Task statement: All lines in which the word "name" occurs are to be extracted.
---- Task material
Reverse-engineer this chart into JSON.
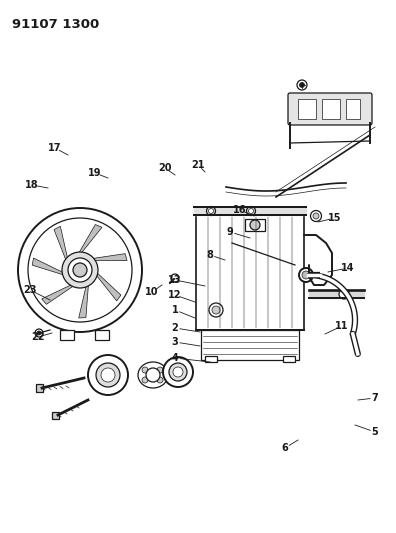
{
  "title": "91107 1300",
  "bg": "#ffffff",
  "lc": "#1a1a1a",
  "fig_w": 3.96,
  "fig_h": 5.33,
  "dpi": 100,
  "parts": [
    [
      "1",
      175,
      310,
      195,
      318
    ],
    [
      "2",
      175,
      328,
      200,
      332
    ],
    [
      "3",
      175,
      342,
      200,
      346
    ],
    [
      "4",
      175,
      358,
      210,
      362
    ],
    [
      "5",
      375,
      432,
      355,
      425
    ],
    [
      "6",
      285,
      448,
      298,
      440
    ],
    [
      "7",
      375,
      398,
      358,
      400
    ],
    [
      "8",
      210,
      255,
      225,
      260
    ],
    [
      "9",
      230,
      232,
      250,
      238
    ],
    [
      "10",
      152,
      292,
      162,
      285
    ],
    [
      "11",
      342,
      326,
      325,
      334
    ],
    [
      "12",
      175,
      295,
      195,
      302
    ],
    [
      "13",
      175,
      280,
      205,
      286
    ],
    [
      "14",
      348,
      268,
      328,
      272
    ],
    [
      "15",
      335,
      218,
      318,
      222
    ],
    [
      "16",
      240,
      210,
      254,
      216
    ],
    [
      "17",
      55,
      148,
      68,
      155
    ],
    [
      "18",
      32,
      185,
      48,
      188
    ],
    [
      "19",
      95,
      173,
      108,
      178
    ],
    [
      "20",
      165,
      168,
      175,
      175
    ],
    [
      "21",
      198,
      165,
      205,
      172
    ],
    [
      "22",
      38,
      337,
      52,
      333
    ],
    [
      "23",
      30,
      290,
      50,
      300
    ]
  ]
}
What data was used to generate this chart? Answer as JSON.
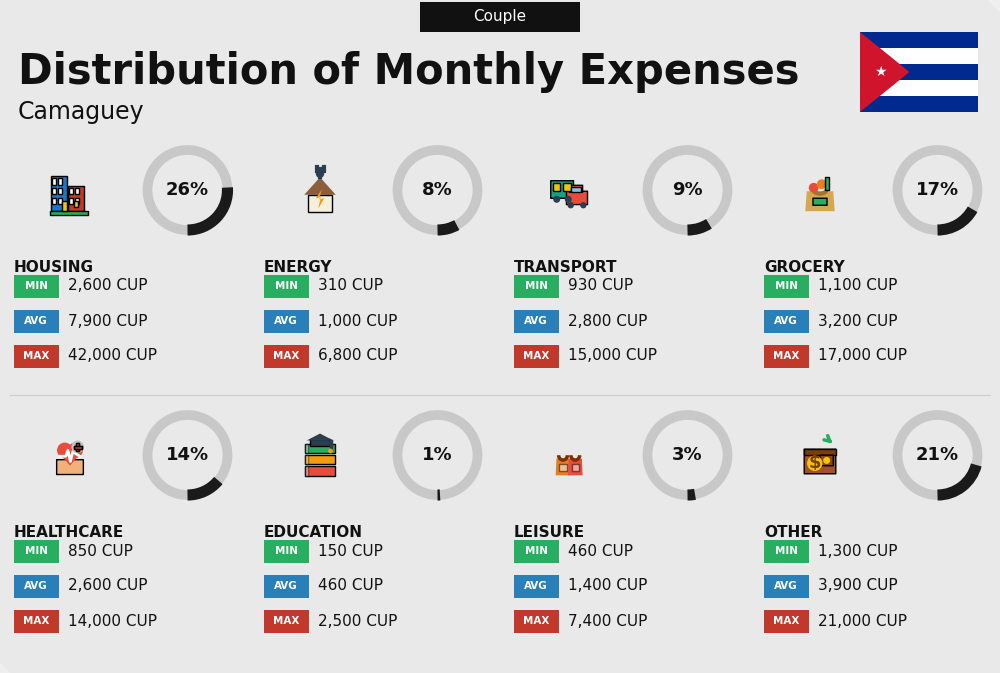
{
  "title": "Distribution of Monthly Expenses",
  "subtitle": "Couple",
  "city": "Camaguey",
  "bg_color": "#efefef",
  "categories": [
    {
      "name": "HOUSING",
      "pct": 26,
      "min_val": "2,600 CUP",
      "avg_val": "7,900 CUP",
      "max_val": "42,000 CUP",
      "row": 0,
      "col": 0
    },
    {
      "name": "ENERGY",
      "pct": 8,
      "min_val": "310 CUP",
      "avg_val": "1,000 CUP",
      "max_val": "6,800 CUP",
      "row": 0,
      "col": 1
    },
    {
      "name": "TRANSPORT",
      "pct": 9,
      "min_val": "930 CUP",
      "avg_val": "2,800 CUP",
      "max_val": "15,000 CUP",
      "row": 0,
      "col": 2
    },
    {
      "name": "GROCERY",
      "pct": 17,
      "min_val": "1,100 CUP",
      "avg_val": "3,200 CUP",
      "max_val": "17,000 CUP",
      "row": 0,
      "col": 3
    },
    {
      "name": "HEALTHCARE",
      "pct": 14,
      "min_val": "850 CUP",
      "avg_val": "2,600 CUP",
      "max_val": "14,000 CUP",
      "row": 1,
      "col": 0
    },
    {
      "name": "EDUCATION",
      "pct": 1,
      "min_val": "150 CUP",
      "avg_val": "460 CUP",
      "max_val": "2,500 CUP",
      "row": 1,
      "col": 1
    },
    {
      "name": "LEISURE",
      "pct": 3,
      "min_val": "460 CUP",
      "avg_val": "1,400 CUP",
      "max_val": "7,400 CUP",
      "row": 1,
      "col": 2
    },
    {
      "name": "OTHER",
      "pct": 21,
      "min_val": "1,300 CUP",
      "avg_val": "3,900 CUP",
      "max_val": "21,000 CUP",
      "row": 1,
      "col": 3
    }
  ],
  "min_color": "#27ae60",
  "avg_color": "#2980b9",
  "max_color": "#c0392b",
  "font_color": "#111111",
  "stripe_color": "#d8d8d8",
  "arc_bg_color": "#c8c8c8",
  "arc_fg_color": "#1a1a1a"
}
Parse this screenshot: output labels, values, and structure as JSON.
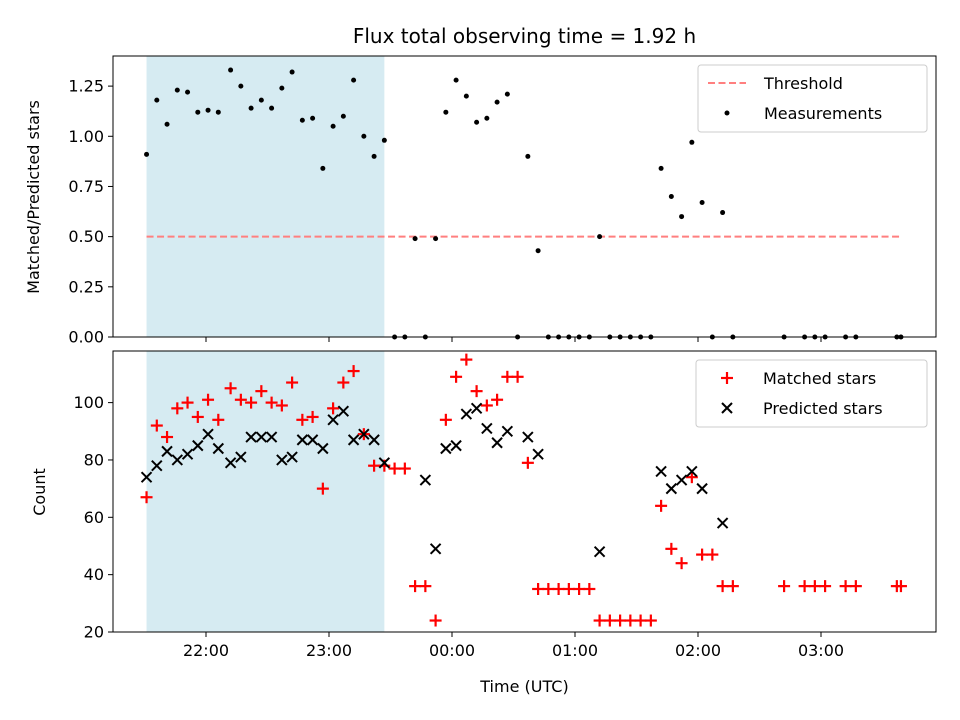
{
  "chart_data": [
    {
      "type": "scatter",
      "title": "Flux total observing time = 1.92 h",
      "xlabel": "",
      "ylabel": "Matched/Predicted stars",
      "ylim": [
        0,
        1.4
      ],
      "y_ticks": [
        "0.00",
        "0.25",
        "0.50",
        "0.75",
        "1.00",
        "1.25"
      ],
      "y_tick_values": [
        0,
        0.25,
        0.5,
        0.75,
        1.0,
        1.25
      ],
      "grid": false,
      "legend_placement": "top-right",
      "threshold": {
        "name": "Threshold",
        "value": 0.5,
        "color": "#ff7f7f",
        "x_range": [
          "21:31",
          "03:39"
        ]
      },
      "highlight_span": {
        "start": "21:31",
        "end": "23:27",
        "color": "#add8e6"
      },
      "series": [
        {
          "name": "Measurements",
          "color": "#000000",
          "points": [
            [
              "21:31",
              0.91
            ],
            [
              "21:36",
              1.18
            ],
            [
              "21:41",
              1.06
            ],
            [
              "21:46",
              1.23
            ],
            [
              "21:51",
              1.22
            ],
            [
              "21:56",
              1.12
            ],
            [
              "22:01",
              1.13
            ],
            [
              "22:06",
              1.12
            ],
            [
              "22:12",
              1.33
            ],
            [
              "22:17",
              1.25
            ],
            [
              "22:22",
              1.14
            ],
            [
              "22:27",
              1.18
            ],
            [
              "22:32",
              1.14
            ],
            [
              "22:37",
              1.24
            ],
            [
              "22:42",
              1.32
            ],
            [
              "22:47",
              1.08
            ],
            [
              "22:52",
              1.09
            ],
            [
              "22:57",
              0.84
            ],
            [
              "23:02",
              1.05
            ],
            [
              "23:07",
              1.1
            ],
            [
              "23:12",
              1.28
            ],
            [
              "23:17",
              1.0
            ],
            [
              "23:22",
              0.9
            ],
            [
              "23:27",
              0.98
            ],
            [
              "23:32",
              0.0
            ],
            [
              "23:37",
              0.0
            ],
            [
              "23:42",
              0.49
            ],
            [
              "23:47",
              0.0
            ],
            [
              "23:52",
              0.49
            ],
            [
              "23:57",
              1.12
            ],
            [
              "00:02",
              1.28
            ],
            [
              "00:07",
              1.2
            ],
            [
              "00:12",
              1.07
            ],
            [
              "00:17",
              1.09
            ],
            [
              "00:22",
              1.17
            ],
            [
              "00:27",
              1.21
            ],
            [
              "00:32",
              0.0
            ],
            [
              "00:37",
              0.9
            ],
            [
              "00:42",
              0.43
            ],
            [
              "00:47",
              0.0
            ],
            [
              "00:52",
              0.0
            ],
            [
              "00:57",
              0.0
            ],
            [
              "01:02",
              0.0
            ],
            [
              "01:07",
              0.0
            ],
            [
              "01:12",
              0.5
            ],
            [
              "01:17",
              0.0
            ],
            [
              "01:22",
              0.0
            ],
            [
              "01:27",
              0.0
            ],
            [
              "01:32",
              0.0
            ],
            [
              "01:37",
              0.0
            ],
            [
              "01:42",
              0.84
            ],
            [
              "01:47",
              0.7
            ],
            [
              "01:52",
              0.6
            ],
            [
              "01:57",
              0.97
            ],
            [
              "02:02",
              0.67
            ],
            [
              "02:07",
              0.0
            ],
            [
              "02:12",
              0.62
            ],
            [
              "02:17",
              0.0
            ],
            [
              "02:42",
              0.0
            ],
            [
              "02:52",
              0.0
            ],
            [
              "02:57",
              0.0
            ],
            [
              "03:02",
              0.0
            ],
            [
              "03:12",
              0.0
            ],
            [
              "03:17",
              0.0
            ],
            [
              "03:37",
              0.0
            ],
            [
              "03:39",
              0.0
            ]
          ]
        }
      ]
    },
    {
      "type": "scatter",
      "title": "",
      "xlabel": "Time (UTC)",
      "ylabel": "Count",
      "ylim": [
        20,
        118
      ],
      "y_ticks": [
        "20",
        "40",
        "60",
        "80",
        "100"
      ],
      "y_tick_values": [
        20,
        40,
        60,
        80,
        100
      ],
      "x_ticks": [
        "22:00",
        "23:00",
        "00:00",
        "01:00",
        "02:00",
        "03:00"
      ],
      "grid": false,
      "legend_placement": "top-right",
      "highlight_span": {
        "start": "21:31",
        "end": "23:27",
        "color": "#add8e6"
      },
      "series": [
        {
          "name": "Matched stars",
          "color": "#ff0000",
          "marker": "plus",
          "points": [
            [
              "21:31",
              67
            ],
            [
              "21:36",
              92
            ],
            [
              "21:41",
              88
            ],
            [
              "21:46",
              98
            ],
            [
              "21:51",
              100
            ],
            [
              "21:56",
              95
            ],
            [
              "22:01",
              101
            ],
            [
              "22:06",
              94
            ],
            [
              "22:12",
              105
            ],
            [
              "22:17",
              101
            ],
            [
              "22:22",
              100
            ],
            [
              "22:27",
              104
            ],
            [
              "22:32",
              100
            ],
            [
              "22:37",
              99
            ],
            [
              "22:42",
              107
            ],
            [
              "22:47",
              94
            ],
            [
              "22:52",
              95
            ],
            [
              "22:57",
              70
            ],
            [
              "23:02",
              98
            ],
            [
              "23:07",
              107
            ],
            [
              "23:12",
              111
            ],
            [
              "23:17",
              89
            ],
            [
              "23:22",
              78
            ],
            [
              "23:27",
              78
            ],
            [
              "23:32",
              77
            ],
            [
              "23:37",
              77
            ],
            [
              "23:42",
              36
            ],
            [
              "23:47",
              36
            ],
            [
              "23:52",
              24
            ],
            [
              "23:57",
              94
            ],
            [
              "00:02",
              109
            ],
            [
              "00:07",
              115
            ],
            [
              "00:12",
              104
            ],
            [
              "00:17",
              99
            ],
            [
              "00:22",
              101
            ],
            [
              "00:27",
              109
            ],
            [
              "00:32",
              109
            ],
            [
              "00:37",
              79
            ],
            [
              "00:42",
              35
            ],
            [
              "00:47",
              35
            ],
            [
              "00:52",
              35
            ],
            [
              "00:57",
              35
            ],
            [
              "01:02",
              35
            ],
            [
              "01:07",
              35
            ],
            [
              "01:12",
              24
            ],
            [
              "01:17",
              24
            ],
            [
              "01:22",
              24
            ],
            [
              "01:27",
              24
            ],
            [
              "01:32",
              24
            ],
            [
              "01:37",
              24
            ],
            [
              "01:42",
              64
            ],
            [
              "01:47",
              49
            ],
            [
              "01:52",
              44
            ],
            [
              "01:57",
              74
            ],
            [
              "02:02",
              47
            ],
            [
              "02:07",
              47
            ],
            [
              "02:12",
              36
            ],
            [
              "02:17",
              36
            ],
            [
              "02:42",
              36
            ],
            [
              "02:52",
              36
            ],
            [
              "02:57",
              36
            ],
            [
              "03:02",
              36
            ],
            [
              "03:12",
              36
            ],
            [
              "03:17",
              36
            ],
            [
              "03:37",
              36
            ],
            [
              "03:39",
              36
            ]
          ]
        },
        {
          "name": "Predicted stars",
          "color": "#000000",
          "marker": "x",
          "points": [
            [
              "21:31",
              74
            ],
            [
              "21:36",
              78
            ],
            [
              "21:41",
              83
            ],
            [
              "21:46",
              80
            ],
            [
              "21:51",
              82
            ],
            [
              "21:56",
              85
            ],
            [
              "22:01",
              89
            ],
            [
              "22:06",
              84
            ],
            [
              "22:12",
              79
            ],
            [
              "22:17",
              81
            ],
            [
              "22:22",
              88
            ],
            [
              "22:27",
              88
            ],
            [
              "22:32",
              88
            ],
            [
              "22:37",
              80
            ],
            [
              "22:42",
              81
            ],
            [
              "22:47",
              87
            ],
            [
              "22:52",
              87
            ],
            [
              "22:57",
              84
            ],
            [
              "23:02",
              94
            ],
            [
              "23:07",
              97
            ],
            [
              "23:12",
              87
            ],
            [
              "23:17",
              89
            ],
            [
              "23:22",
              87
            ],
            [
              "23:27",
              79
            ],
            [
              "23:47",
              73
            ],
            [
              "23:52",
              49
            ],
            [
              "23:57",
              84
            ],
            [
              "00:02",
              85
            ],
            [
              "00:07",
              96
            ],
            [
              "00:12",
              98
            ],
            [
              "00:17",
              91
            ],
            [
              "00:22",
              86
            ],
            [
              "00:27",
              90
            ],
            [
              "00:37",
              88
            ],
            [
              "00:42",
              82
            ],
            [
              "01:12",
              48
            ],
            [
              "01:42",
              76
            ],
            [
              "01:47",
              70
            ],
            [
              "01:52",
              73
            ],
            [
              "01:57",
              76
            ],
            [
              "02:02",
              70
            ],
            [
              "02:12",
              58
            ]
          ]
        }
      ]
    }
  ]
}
--------
---- Task material
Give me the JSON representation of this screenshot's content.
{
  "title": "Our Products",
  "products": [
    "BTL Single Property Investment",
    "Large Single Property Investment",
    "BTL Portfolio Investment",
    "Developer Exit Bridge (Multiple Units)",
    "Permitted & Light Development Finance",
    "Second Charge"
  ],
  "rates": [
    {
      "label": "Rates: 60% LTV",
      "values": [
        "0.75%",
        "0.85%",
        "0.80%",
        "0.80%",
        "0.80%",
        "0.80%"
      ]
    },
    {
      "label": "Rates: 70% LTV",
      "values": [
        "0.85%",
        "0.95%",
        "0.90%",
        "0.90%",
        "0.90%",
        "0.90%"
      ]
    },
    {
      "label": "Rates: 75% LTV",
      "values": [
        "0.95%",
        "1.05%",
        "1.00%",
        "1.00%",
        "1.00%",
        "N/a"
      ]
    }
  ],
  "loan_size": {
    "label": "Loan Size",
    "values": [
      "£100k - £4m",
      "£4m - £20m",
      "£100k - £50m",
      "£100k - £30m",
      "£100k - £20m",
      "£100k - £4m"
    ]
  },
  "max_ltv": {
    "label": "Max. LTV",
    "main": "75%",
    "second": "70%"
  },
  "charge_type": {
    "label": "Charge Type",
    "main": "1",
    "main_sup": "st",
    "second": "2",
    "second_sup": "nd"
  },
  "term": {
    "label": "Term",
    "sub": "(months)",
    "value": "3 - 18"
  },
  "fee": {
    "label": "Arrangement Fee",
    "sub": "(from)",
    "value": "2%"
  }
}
--------
Solution for this exercise:
      "name": "HOUSING",
      "name": "ENERGY",
      "name": "TRANSPORT",
      "name": "GROCERY",
      "name": "HEALTHCARE",
      "name": "EDUCATION",
      "name": "LEISURE",
      "name": "OTHER",
        "name": "Threshold",
          "name": "Measurements",
          "name": "Matched stars",
          "name": "Predicted stars",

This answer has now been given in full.